> [WORK TO COMPLETE]:
Edit the items below so that every instance of "Pixelmator" becomes "Affinity Photo", and leave everything else as it is. Do not include the pictures in your answer.

::: EXERCISE INPUT :::

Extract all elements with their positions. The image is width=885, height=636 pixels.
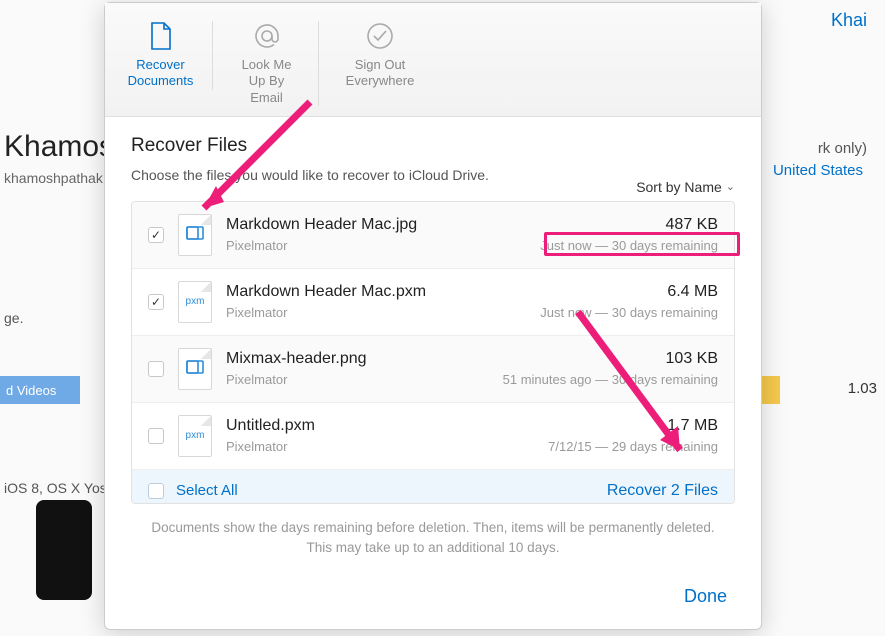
bg-phone-image <box>36 500 92 600</box>
file-app: Pixelmator <box>226 439 534 454</box>
pxm-file-icon: pxm <box>186 296 205 307</box>
file-time-remaining: 51 minutes ago — 30 days remaining <box>503 372 718 387</box>
at-sign-icon <box>250 21 284 51</box>
file-thumbnail: pxm <box>178 415 212 457</box>
tab-recover-documents[interactable]: Recover Documents <box>123 21 213 90</box>
image-file-icon <box>186 226 204 243</box>
pxm-file-icon: pxm <box>186 430 205 441</box>
file-name: Mixmax-header.png <box>226 350 489 368</box>
tab-look-me-up[interactable]: Look Me Up By Email <box>229 21 319 106</box>
recover-files-title: Recover Files <box>131 135 735 157</box>
recover-subtitle: Choose the files you would like to recov… <box>131 167 489 183</box>
footnote-line1: Documents show the days remaining before… <box>131 518 735 538</box>
file-size: 6.4 MB <box>540 283 718 301</box>
file-size: 1.7 MB <box>548 417 718 435</box>
recover-files-modal: Recover Documents Look Me Up By Email Si… <box>104 2 762 630</box>
file-row[interactable]: Markdown Header Mac.jpg Pixelmator 487 K… <box>132 202 734 269</box>
chevron-down-icon: ⌄ <box>726 180 735 193</box>
select-all-label: Select All <box>176 482 238 499</box>
file-size: 487 KB <box>540 216 718 234</box>
file-app: Pixelmator <box>226 305 526 320</box>
recover-files-button[interactable]: Recover 2 Files <box>607 482 718 500</box>
image-file-icon <box>186 360 204 377</box>
action-row: Select All Recover 2 Files <box>132 470 734 504</box>
file-list: Markdown Header Mac.jpg Pixelmator 487 K… <box>131 201 735 504</box>
file-thumbnail <box>178 348 212 390</box>
file-app: Pixelmator <box>226 238 526 253</box>
done-button[interactable]: Done <box>676 582 735 611</box>
file-checkbox[interactable] <box>148 428 164 444</box>
file-time-remaining: Just now — 30 days remaining <box>540 238 718 253</box>
file-checkbox[interactable] <box>148 294 164 310</box>
bg-country-link[interactable]: United States <box>773 162 863 179</box>
footnote: Documents show the days remaining before… <box>131 518 735 559</box>
document-icon <box>144 21 178 51</box>
bg-number: 1.03 <box>848 380 877 397</box>
tab-bar: Recover Documents Look Me Up By Email Si… <box>105 3 761 117</box>
footnote-line2: This may take up to an additional 10 day… <box>131 538 735 558</box>
tab-sign-out[interactable]: Sign Out Everywhere <box>335 21 425 90</box>
file-row[interactable]: pxm Markdown Header Mac.pxm Pixelmator 6… <box>132 269 734 336</box>
bg-rkonly-label: rk only) <box>818 140 867 157</box>
file-app: Pixelmator <box>226 372 489 387</box>
bg-topright-link[interactable]: Khai <box>831 10 867 31</box>
checkmark-circle-icon <box>363 21 397 51</box>
bg-account-name: Khamos <box>4 130 114 164</box>
header-row: Choose the files you would like to recov… <box>131 167 735 195</box>
bg-ios-text: iOS 8, OS X Yos <box>4 480 107 496</box>
file-name: Markdown Header Mac.jpg <box>226 216 526 234</box>
file-time-remaining: 7/12/15 — 29 days remaining <box>548 439 718 454</box>
bg-yellow-bar <box>762 376 780 404</box>
bg-account-email: khamoshpathak <box>4 170 103 186</box>
modal-content: Recover Files Choose the files you would… <box>105 117 761 568</box>
select-all-control[interactable]: Select All <box>148 482 238 499</box>
file-row[interactable]: Mixmax-header.png Pixelmator 103 KB 51 m… <box>132 336 734 403</box>
select-all-checkbox[interactable] <box>148 483 164 499</box>
file-time-remaining: Just now — 30 days remaining <box>540 305 718 320</box>
file-checkbox[interactable] <box>148 361 164 377</box>
file-size: 103 KB <box>503 350 718 368</box>
file-name: Untitled.pxm <box>226 417 534 435</box>
bg-videos-bar: d Videos <box>0 376 80 404</box>
file-checkbox[interactable] <box>148 227 164 243</box>
tab-recover-label: Recover Documents <box>127 57 194 90</box>
tab-lookup-label: Look Me Up By Email <box>233 57 300 106</box>
file-row[interactable]: pxm Untitled.pxm Pixelmator 1.7 MB 7/12/… <box>132 403 734 470</box>
file-thumbnail: pxm <box>178 281 212 323</box>
modal-footer: Done <box>105 568 761 629</box>
file-thumbnail <box>178 214 212 256</box>
bg-ge-text: ge. <box>4 310 23 326</box>
file-name: Markdown Header Mac.pxm <box>226 283 526 301</box>
sort-dropdown[interactable]: Sort by Name ⌄ <box>636 179 735 195</box>
tab-signout-label: Sign Out Everywhere <box>339 57 421 90</box>
sort-label: Sort by Name <box>636 179 722 195</box>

:::

> [FINAL RESULT]:
Extract all elements with their positions. The image is width=885, height=636 pixels.
bg-phone-image <box>36 500 92 600</box>
file-app: Affinity Photo <box>226 439 534 454</box>
pxm-file-icon: pxm <box>186 296 205 307</box>
file-time-remaining: 51 minutes ago — 30 days remaining <box>503 372 718 387</box>
at-sign-icon <box>250 21 284 51</box>
file-thumbnail: pxm <box>178 415 212 457</box>
tab-recover-documents[interactable]: Recover Documents <box>123 21 213 90</box>
image-file-icon <box>186 226 204 243</box>
pxm-file-icon: pxm <box>186 430 205 441</box>
file-name: Mixmax-header.png <box>226 350 489 368</box>
tab-look-me-up[interactable]: Look Me Up By Email <box>229 21 319 106</box>
recover-files-title: Recover Files <box>131 135 735 157</box>
recover-subtitle: Choose the files you would like to recov… <box>131 167 489 183</box>
footnote-line1: Documents show the days remaining before… <box>131 518 735 538</box>
file-size: 6.4 MB <box>540 283 718 301</box>
file-size: 1.7 MB <box>548 417 718 435</box>
recover-files-modal: Recover Documents Look Me Up By Email Si… <box>104 2 762 630</box>
file-row[interactable]: Markdown Header Mac.jpg Affinity Photo 487 K… <box>132 202 734 269</box>
chevron-down-icon: ⌄ <box>726 180 735 193</box>
select-all-label: Select All <box>176 482 238 499</box>
file-size: 487 KB <box>540 216 718 234</box>
file-app: Affinity Photo <box>226 305 526 320</box>
recover-files-button[interactable]: Recover 2 Files <box>607 482 718 500</box>
image-file-icon <box>186 360 204 377</box>
action-row: Select All Recover 2 Files <box>132 470 734 504</box>
file-list: Markdown Header Mac.jpg Affinity Photo 487 K… <box>131 201 735 504</box>
file-thumbnail <box>178 348 212 390</box>
file-app: Affinity Photo <box>226 238 526 253</box>
done-button[interactable]: Done <box>676 582 735 611</box>
file-checkbox[interactable] <box>148 428 164 444</box>
file-time-remaining: Just now — 30 days remaining <box>540 238 718 253</box>
file-checkbox[interactable] <box>148 294 164 310</box>
bg-country-link[interactable]: United States <box>773 162 863 179</box>
footnote: Documents show the days remaining before… <box>131 518 735 559</box>
document-icon <box>144 21 178 51</box>
bg-number: 1.03 <box>848 380 877 397</box>
tab-bar: Recover Documents Look Me Up By Email Si… <box>105 3 761 117</box>
footnote-line2: This may take up to an additional 10 day… <box>131 538 735 558</box>
tab-sign-out[interactable]: Sign Out Everywhere <box>335 21 425 90</box>
file-row[interactable]: pxm Markdown Header Mac.pxm Affinity Photo 6… <box>132 269 734 336</box>
bg-rkonly-label: rk only) <box>818 140 867 157</box>
file-app: Affinity Photo <box>226 372 489 387</box>
bg-topright-link[interactable]: Khai <box>831 10 867 31</box>
checkmark-circle-icon <box>363 21 397 51</box>
bg-account-name: Khamos <box>4 130 114 164</box>
header-row: Choose the files you would like to recov… <box>131 167 735 195</box>
bg-ios-text: iOS 8, OS X Yos <box>4 480 107 496</box>
file-name: Markdown Header Mac.jpg <box>226 216 526 234</box>
file-time-remaining: 7/12/15 — 29 days remaining <box>548 439 718 454</box>
bg-yellow-bar <box>762 376 780 404</box>
bg-account-email: khamoshpathak <box>4 170 103 186</box>
modal-content: Recover Files Choose the files you would… <box>105 117 761 568</box>
select-all-control[interactable]: Select All <box>148 482 238 499</box>
file-row[interactable]: Mixmax-header.png Affinity Photo 103 KB 51 m… <box>132 336 734 403</box>
select-all-checkbox[interactable] <box>148 483 164 499</box>
file-time-remaining: Just now — 30 days remaining <box>540 305 718 320</box>
file-checkbox[interactable] <box>148 361 164 377</box>
file-size: 103 KB <box>503 350 718 368</box>
file-name: Untitled.pxm <box>226 417 534 435</box>
bg-videos-bar: d Videos <box>0 376 80 404</box>
file-checkbox[interactable] <box>148 227 164 243</box>
tab-recover-label: Recover Documents <box>127 57 194 90</box>
tab-lookup-label: Look Me Up By Email <box>233 57 300 106</box>
file-row[interactable]: pxm Untitled.pxm Affinity Photo 1.7 MB 7/12/… <box>132 403 734 470</box>
file-thumbnail: pxm <box>178 281 212 323</box>
modal-footer: Done <box>105 568 761 629</box>
file-thumbnail <box>178 214 212 256</box>
bg-ge-text: ge. <box>4 310 23 326</box>
file-name: Markdown Header Mac.pxm <box>226 283 526 301</box>
sort-dropdown[interactable]: Sort by Name ⌄ <box>636 179 735 195</box>
tab-signout-label: Sign Out Everywhere <box>339 57 421 90</box>
sort-label: Sort by Name <box>636 179 722 195</box>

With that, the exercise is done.